### PROBLEM DETAILS
Transcribe the material below exactly as it appears.
* START DATA SHOWN *
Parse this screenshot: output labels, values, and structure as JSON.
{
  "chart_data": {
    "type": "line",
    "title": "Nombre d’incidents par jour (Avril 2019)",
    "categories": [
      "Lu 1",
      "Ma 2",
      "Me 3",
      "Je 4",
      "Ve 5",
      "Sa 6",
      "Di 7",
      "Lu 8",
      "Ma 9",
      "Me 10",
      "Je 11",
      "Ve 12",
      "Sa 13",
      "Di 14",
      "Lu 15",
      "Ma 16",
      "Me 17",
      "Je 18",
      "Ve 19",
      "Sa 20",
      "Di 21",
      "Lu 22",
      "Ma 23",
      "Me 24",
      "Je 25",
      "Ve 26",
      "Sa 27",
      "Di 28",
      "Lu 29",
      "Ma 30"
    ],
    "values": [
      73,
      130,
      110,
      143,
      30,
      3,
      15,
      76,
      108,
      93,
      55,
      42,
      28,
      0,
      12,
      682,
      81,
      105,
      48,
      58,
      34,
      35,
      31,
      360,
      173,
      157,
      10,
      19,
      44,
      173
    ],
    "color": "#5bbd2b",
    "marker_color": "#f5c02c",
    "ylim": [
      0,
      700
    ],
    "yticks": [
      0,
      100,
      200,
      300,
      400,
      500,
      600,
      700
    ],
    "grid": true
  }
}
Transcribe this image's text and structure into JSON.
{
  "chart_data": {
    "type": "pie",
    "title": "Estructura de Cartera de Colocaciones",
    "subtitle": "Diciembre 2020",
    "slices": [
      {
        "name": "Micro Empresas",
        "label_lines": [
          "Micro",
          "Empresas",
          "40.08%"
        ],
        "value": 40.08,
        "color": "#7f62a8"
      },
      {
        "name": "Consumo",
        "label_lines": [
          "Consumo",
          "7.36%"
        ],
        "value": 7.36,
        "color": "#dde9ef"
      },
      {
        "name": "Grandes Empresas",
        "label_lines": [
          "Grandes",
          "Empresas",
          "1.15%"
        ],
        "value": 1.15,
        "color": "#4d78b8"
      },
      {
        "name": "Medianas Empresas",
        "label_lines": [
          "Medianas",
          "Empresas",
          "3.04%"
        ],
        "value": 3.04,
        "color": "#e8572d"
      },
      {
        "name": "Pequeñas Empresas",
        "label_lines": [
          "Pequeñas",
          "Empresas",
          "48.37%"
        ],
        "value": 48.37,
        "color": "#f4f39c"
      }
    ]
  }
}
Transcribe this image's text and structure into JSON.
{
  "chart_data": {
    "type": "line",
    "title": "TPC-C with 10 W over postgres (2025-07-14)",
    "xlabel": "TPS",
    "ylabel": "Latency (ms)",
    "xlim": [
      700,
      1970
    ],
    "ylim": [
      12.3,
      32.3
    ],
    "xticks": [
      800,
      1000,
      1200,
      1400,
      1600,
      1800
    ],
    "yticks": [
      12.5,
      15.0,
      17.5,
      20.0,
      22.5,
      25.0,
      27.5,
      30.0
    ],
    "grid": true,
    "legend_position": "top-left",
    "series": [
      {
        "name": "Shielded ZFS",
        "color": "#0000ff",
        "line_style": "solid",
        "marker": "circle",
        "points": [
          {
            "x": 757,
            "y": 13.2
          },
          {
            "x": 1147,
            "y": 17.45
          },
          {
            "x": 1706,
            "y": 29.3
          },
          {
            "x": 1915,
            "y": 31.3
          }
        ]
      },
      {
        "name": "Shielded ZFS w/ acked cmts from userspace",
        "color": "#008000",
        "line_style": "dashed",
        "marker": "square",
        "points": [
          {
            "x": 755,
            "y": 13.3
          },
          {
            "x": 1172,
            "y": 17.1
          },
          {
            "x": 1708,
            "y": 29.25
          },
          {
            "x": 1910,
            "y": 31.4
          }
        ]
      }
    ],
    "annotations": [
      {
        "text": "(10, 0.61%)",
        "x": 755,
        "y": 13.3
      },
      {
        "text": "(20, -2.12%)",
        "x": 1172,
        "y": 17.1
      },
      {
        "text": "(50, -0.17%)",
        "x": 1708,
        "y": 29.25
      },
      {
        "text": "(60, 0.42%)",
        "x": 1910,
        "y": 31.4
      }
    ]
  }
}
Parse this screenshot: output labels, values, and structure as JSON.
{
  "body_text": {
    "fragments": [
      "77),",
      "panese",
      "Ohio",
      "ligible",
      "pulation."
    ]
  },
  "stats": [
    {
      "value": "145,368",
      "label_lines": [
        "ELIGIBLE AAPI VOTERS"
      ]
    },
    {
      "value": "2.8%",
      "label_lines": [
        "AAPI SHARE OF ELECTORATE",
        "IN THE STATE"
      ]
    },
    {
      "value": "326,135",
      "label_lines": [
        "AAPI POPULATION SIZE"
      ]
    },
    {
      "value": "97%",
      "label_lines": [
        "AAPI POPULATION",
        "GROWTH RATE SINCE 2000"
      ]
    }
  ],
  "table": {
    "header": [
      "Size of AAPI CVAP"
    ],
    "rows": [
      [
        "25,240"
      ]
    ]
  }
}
* END DATA SHOWN *
### EXERCISE RESPONSE
Parse this screenshot: output labels, values, and structure as JSON.
{
  "chart_data": {
    "type": "line",
    "title": "Nombre d’incidents par jour (Avril 2019)",
    "categories": [
      "Lu 1",
      "Ma 2",
      "Me 3",
      "Je 4",
      "Ve 5",
      "Sa 6",
      "Di 7",
      "Lu 8",
      "Ma 9",
      "Me 10",
      "Je 11",
      "Ve 12",
      "Sa 13",
      "Di 14",
      "Lu 15",
      "Ma 16",
      "Me 17",
      "Je 18",
      "Ve 19",
      "Sa 20",
      "Di 21",
      "Lu 22",
      "Ma 23",
      "Me 24",
      "Je 25",
      "Ve 26",
      "Sa 27",
      "Di 28",
      "Lu 29",
      "Ma 30"
    ],
    "values": [
      73,
      130,
      110,
      143,
      30,
      3,
      15,
      76,
      108,
      93,
      55,
      42,
      28,
      0,
      12,
      682,
      81,
      105,
      48,
      58,
      34,
      35,
      31,
      360,
      173,
      157,
      10,
      19,
      44,
      173
    ],
    "color": "#5bbd2b",
    "marker_color": "#f5c02c",
    "ylim": [
      0,
      700
    ],
    "yticks": [
      0,
      100,
      200,
      300,
      400,
      500,
      600,
      700
    ],
    "grid": true
  }
}
Transcribe this image's text and structure into JSON.
{
  "chart_data": {
    "type": "pie",
    "title": "Estructura de Cartera de Colocaciones",
    "subtitle": "Diciembre 2020",
    "slices": [
      {
        "name": "Micro Empresas",
        "label_lines": [
          "Micro",
          "Empresas",
          "40.08%"
        ],
        "value": 40.08,
        "color": "#7f62a8"
      },
      {
        "name": "Consumo",
        "label_lines": [
          "Consumo",
          "7.36%"
        ],
        "value": 7.36,
        "color": "#dde9ef"
      },
      {
        "name": "Grandes Empresas",
        "label_lines": [
          "Grandes",
          "Empresas",
          "1.15%"
        ],
        "value": 1.15,
        "color": "#4d78b8"
      },
      {
        "name": "Medianas Empresas",
        "label_lines": [
          "Medianas",
          "Empresas",
          "3.04%"
        ],
        "value": 3.04,
        "color": "#e8572d"
      },
      {
        "name": "Pequeñas Empresas",
        "label_lines": [
          "Pequeñas",
          "Empresas",
          "48.37%"
        ],
        "value": 48.37,
        "color": "#f4f39c"
      }
    ]
  }
}
Transcribe this image's text and structure into JSON.
{
  "chart_data": {
    "type": "line",
    "title": "TPC-C with 10 W over postgres (2025-07-14)",
    "xlabel": "TPS",
    "ylabel": "Latency (ms)",
    "xlim": [
      700,
      1970
    ],
    "ylim": [
      12.3,
      32.3
    ],
    "xticks": [
      800,
      1000,
      1200,
      1400,
      1600,
      1800
    ],
    "yticks": [
      12.5,
      15.0,
      17.5,
      20.0,
      22.5,
      25.0,
      27.5,
      30.0
    ],
    "grid": true,
    "legend_position": "top-left",
    "series": [
      {
        "name": "Shielded ZFS",
        "color": "#0000ff",
        "line_style": "solid",
        "marker": "circle",
        "points": [
          {
            "x": 757,
            "y": 13.2
          },
          {
            "x": 1147,
            "y": 17.45
          },
          {
            "x": 1706,
            "y": 29.3
          },
          {
            "x": 1915,
            "y": 31.3
          }
        ]
      },
      {
        "name": "Shielded ZFS w/ acked cmts from userspace",
        "color": "#008000",
        "line_style": "dashed",
        "marker": "square",
        "points": [
          {
            "x": 755,
            "y": 13.3
          },
          {
            "x": 1172,
            "y": 17.1
          },
          {
            "x": 1708,
            "y": 29.25
          },
          {
            "x": 1910,
            "y": 31.4
          }
        ]
      }
    ],
    "annotations": [
      {
        "text": "(10, 0.61%)",
        "x": 755,
        "y": 13.3
      },
      {
        "text": "(20, -2.12%)",
        "x": 1172,
        "y": 17.1
      },
      {
        "text": "(50, -0.17%)",
        "x": 1708,
        "y": 29.25
      },
      {
        "text": "(60, 0.42%)",
        "x": 1910,
        "y": 31.4
      }
    ]
  }
}
Parse this screenshot: output labels, values, and structure as JSON.
{
  "body_text": {
    "fragments": [
      "77),",
      "panese",
      "Ohio",
      "ligible",
      "pulation."
    ]
  },
  "stats": [
    {
      "value": "145,368",
      "label_lines": [
        "ELIGIBLE AAPI VOTERS"
      ]
    },
    {
      "value": "2.8%",
      "label_lines": [
        "AAPI SHARE OF ELECTORATE",
        "IN THE STATE"
      ]
    },
    {
      "value": "326,135",
      "label_lines": [
        "AAPI POPULATION SIZE"
      ]
    },
    {
      "value": "97%",
      "label_lines": [
        "AAPI POPULATION",
        "GROWTH RATE SINCE 2000"
      ]
    }
  ],
  "table": {
    "header": [
      "Size of AAPI CVAP"
    ],
    "rows": [
      [
        "25,240"
      ]
    ]
  }
}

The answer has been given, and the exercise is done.